§ **Aim of the task**
Compile every line that includes the word "this".

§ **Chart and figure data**
# # # # # # #

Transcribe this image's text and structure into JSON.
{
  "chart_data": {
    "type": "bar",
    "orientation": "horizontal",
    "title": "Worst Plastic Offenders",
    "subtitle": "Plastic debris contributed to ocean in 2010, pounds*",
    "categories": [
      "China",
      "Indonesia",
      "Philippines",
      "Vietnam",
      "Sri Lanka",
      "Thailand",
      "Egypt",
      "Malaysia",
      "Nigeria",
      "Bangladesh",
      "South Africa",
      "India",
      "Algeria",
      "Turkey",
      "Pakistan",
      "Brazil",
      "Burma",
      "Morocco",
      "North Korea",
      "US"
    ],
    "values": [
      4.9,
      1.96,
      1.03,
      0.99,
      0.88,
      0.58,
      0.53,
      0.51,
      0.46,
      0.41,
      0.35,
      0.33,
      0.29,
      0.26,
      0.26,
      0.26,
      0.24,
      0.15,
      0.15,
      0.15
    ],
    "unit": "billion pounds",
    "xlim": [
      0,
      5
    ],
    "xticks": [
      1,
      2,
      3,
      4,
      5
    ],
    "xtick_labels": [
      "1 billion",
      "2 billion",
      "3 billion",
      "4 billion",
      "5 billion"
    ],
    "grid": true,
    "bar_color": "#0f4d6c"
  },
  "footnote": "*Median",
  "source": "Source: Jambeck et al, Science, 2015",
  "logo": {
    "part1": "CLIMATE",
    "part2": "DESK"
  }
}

# # # # # # #

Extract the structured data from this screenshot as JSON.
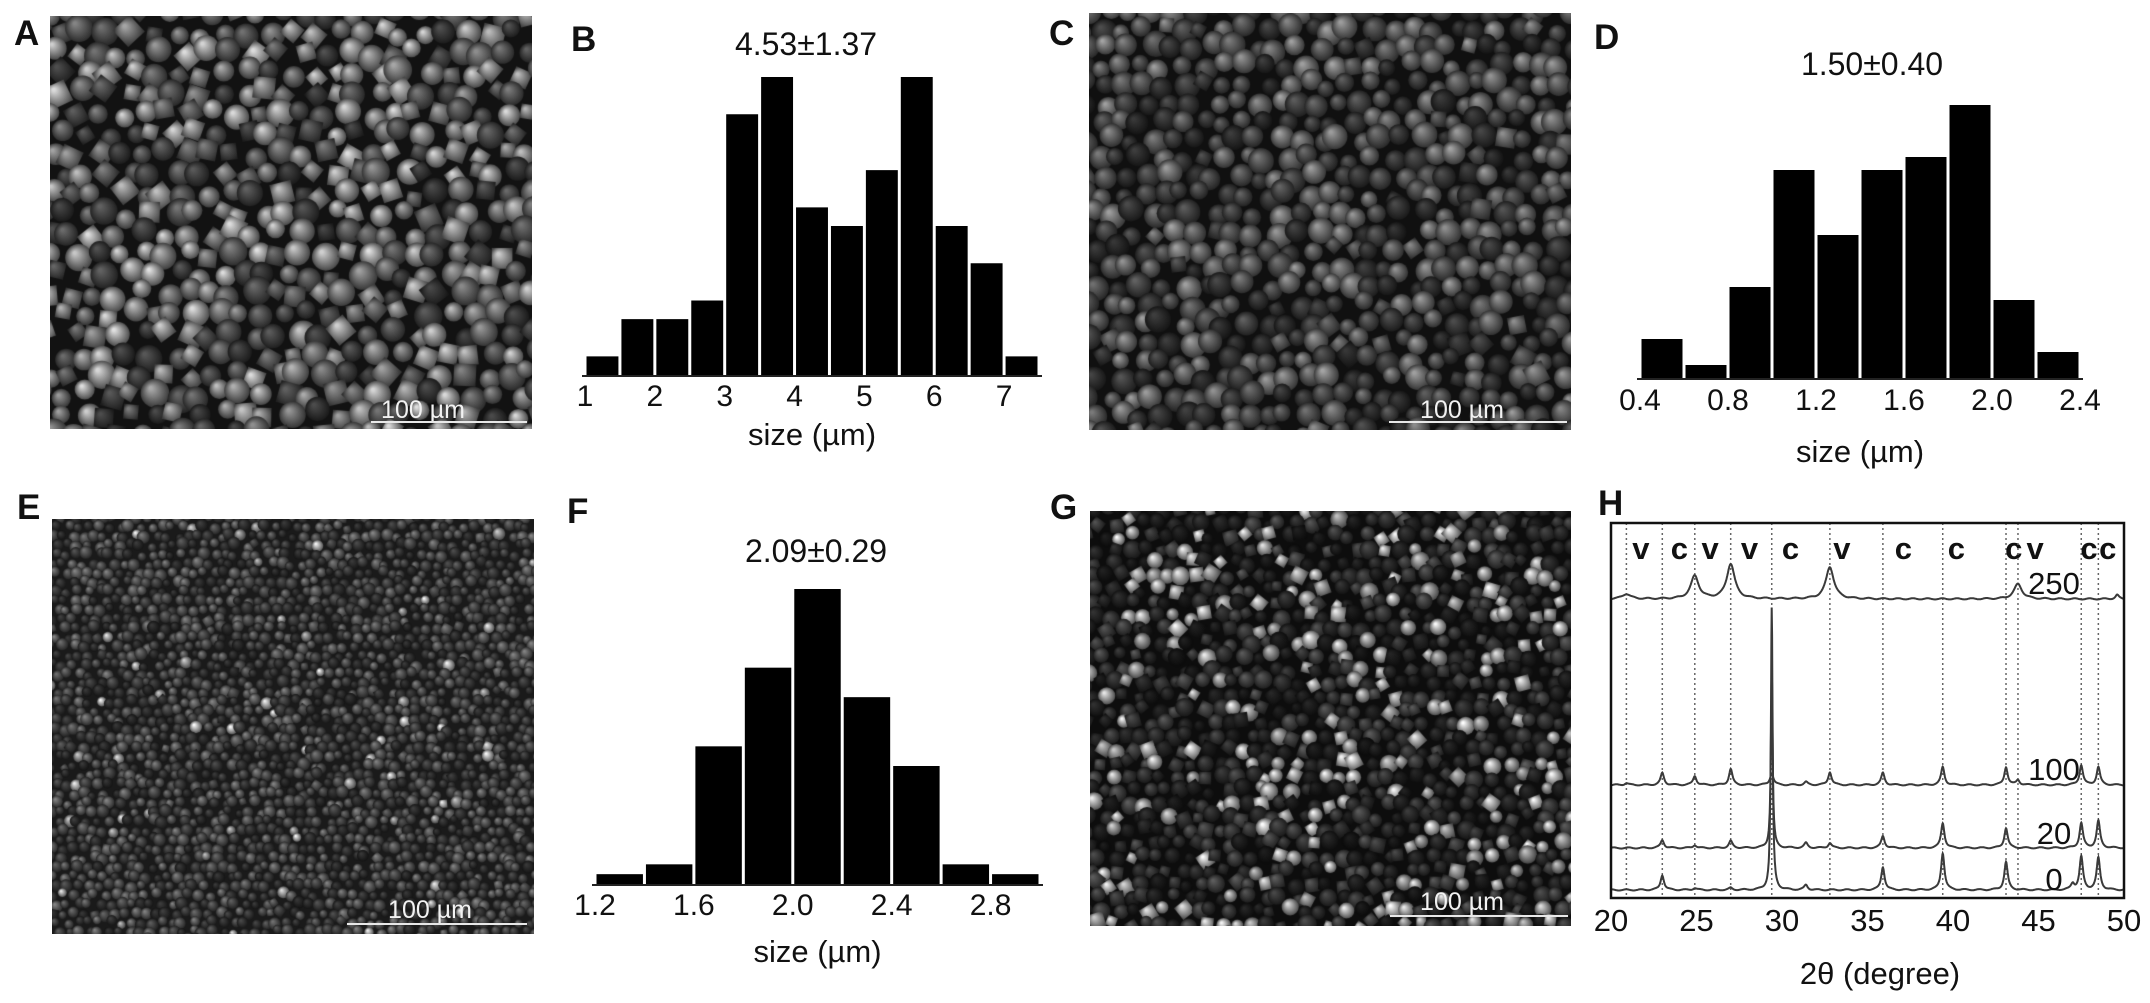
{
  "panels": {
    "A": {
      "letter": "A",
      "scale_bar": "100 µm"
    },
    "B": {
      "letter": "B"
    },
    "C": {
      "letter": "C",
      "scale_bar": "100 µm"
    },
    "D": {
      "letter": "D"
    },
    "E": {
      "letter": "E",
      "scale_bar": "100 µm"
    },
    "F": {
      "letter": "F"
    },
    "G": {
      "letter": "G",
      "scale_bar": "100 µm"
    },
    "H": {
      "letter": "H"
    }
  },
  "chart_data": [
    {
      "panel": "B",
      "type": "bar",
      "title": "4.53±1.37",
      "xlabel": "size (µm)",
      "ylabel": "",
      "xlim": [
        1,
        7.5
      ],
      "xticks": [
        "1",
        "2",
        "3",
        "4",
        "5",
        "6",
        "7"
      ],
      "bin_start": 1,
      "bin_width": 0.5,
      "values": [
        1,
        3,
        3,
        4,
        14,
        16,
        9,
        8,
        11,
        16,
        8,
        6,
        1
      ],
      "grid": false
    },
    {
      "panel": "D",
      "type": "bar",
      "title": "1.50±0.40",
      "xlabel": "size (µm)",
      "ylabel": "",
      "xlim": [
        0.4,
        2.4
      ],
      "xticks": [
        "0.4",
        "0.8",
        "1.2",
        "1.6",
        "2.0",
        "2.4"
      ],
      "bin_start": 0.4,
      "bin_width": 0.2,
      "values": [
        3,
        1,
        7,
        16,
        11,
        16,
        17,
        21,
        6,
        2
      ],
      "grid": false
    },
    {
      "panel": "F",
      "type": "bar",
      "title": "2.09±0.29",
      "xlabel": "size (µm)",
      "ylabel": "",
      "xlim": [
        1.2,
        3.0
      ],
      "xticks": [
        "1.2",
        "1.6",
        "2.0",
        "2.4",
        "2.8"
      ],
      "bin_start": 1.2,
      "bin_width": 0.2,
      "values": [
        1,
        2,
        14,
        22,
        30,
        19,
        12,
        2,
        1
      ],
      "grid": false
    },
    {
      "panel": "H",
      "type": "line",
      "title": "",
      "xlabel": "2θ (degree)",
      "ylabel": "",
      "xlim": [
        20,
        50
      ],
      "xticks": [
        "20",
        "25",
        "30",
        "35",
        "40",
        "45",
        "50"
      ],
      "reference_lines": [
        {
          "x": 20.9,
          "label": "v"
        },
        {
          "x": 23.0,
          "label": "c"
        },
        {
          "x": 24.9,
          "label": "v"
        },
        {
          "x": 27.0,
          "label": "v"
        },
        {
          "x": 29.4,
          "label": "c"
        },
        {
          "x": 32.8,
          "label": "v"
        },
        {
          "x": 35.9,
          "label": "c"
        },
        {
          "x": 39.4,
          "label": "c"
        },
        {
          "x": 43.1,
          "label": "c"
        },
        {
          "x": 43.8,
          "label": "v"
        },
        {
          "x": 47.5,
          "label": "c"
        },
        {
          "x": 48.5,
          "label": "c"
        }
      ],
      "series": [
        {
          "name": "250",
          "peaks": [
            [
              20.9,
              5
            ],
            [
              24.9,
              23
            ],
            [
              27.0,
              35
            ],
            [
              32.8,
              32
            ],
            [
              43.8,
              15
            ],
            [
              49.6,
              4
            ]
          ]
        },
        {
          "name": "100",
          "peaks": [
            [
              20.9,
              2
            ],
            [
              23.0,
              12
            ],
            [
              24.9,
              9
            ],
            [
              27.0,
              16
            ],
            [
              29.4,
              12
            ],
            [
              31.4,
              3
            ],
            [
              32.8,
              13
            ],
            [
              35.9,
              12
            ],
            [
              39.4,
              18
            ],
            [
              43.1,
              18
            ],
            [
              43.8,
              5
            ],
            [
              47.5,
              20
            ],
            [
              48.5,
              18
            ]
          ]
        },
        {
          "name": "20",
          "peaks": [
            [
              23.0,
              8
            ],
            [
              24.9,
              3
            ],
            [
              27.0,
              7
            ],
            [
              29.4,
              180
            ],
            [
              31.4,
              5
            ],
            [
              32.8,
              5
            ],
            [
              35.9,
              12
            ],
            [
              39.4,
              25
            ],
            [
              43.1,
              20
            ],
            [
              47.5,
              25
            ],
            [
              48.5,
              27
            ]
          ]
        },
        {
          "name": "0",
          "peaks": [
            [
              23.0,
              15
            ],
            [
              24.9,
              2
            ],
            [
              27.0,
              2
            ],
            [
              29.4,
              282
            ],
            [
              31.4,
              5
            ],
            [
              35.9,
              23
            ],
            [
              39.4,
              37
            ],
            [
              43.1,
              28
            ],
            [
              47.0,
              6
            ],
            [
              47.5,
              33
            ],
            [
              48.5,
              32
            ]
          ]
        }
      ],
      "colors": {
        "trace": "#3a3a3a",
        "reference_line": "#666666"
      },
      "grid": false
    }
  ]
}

# # # # # # #

§ **Written answer**
Transcribe this image's text and structure into JSON.
Extract the structured data from this screenshot as JSON.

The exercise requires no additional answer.